GIVEN PROBLEM: Where a line of the material contains the string "characteristics", copy that line.
******
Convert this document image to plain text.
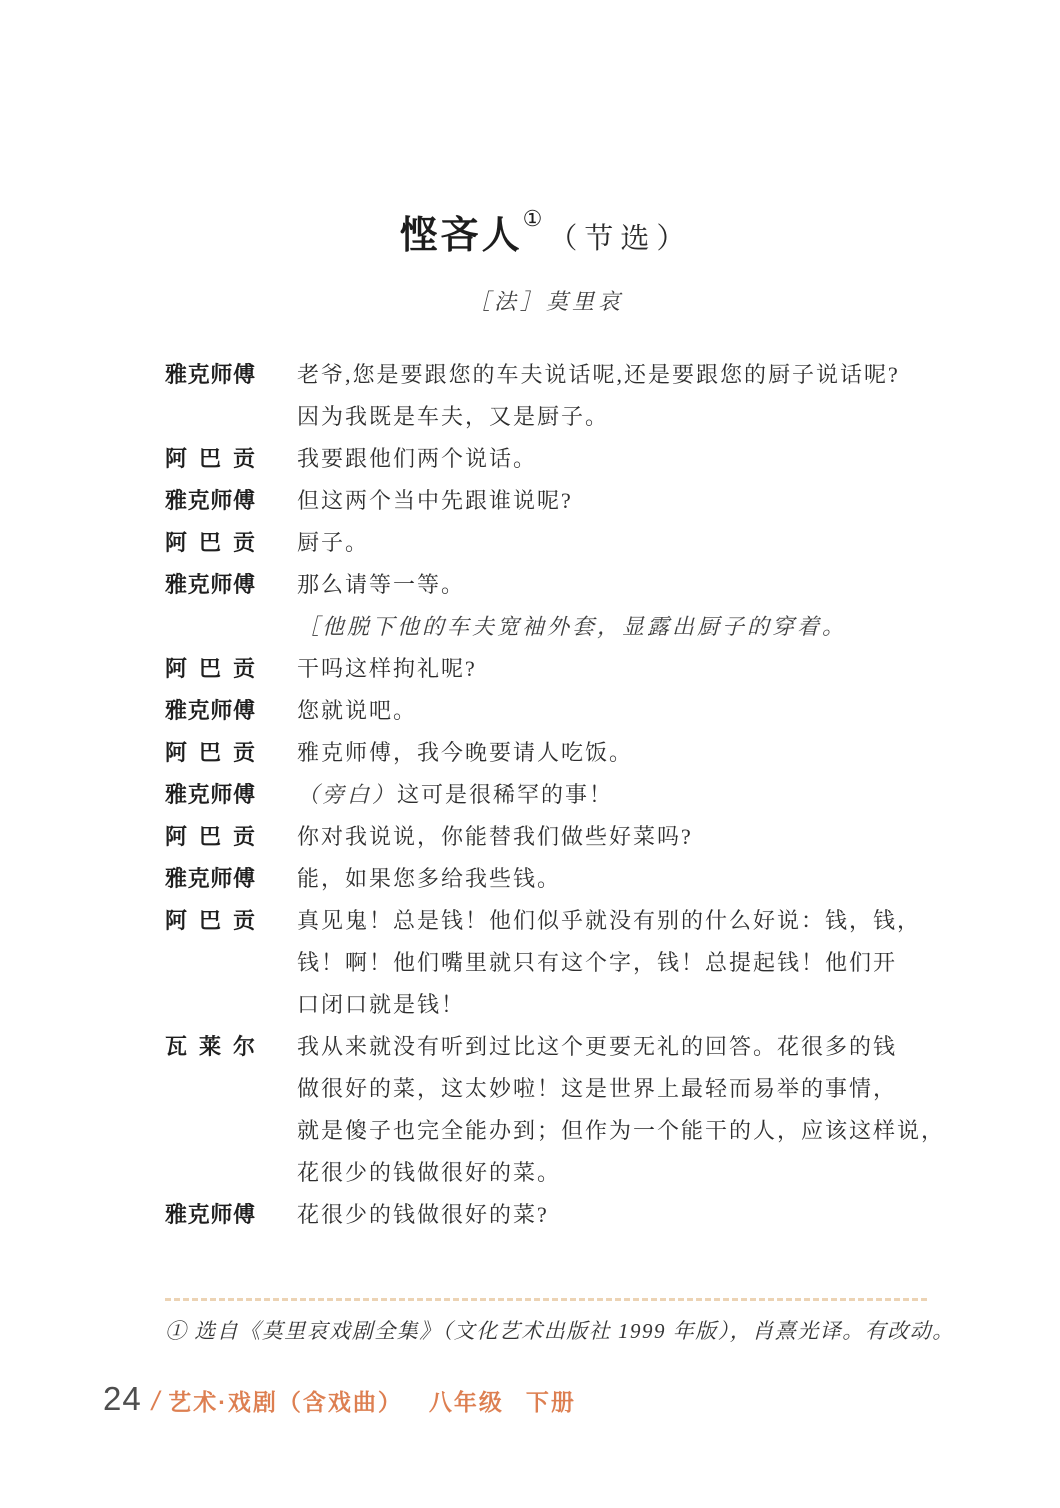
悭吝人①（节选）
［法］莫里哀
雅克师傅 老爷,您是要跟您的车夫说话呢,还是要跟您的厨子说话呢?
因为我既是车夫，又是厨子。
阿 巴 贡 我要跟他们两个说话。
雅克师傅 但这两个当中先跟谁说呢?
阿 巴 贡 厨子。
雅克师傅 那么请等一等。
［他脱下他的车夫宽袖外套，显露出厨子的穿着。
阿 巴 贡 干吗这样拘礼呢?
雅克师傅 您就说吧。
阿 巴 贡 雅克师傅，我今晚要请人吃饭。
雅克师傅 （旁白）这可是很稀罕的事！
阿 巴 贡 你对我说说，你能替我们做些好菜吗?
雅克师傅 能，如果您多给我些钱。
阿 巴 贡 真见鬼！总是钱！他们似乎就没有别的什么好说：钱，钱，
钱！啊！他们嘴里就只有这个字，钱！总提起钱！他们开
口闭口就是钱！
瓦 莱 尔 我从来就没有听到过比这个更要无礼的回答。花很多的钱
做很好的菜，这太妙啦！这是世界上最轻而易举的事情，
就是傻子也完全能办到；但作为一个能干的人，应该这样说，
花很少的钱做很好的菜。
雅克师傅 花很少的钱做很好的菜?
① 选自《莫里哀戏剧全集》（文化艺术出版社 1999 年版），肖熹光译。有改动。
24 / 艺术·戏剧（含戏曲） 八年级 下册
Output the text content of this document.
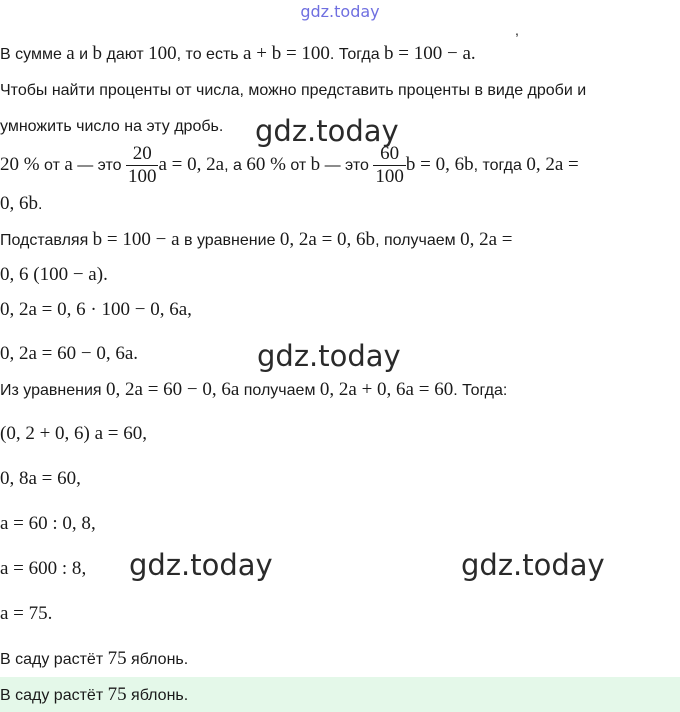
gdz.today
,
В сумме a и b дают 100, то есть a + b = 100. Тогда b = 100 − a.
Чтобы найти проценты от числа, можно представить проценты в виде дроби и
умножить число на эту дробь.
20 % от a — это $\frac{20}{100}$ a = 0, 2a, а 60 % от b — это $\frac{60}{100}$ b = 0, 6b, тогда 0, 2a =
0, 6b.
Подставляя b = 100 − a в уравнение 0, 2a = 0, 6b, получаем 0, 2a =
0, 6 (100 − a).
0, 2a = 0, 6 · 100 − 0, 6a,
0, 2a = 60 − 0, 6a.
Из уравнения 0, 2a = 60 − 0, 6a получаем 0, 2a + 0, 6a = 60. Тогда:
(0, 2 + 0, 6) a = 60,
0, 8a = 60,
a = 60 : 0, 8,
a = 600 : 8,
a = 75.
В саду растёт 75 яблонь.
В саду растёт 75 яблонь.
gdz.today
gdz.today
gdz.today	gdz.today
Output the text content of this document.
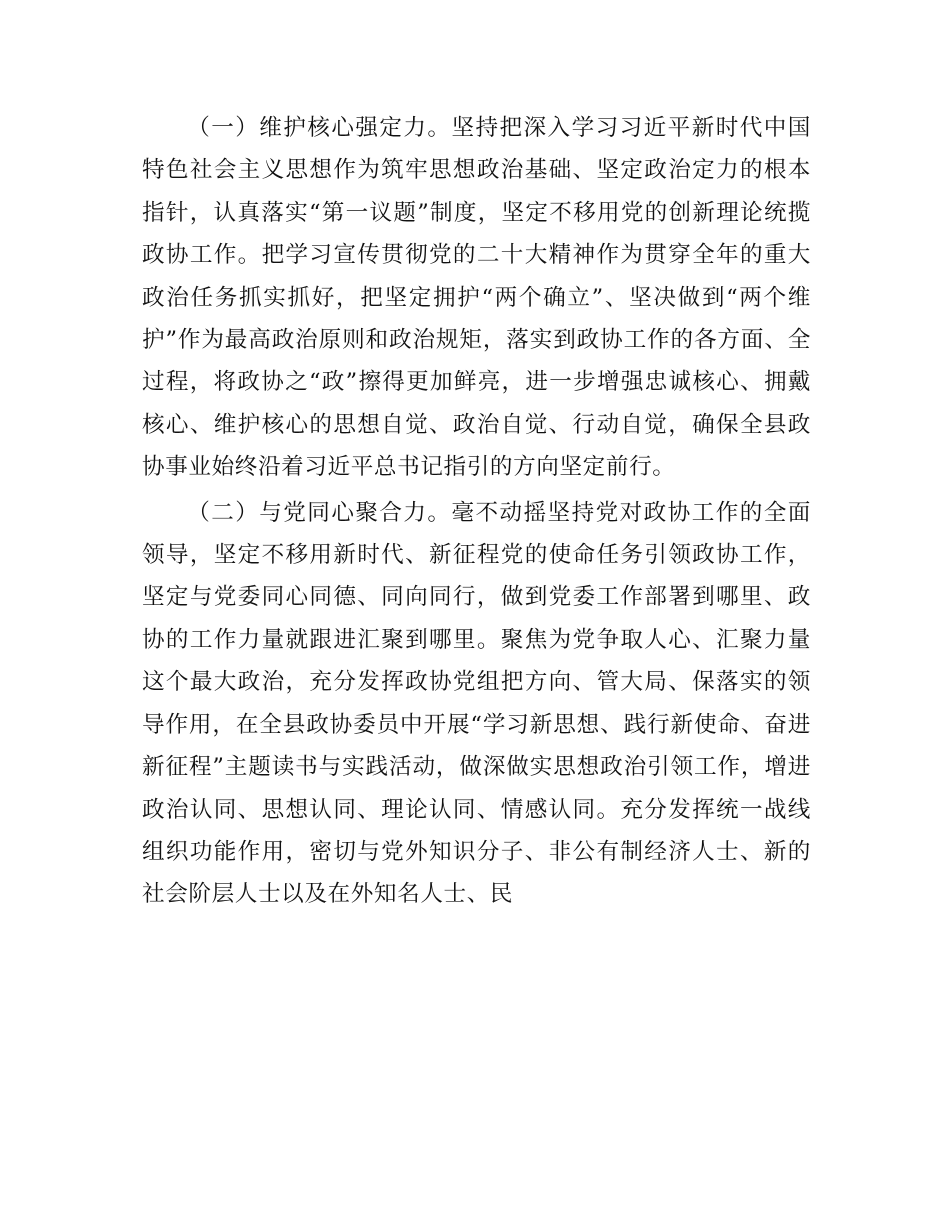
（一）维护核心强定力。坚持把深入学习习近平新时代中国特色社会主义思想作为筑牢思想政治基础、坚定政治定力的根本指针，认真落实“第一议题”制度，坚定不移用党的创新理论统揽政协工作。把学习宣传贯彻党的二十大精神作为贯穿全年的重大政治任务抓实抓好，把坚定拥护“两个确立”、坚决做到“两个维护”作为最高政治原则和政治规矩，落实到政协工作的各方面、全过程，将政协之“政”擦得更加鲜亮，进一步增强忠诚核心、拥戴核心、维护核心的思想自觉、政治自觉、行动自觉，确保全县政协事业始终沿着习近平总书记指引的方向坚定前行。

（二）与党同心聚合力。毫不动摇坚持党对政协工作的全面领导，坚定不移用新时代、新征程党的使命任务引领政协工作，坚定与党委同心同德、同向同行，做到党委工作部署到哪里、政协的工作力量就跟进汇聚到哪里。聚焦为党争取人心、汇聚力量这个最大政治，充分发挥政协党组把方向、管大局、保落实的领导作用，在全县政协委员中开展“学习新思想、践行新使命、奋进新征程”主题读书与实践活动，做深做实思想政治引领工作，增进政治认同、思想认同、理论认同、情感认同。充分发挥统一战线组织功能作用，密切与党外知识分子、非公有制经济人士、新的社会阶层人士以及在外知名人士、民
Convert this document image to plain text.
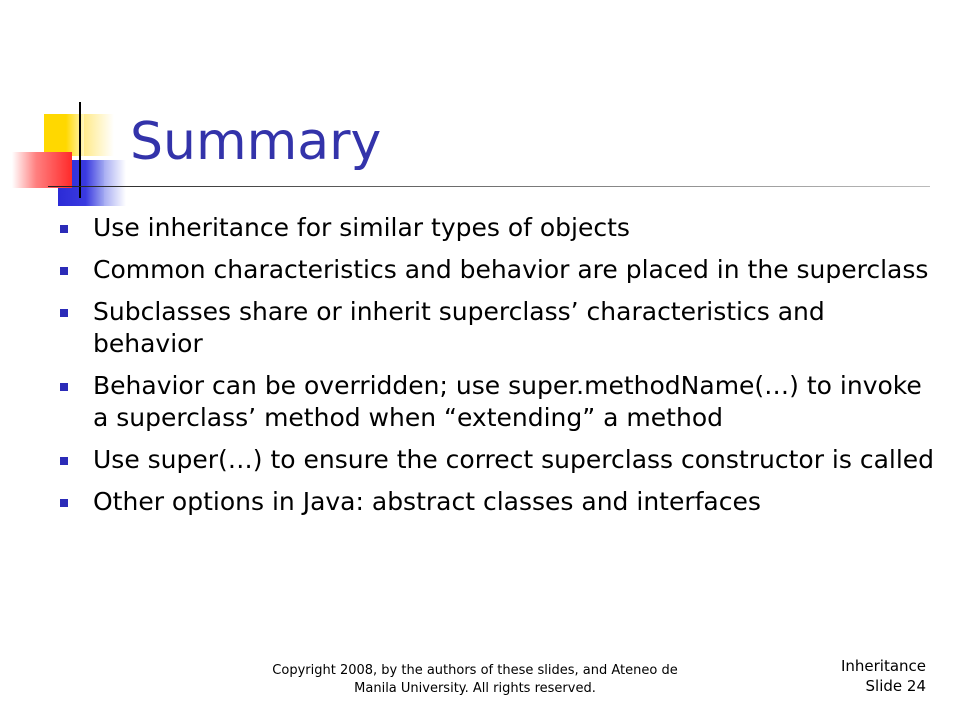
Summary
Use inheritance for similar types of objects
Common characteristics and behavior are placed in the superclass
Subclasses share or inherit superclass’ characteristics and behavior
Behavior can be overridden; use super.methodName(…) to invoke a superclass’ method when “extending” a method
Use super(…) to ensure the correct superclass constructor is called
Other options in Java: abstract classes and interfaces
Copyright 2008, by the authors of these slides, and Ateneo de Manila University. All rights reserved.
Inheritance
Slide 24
******
EXERCISE OUTPUT:
Common characteristics and behavior are placed in the superclass
Subclasses share or inherit superclass’ characteristics and behavior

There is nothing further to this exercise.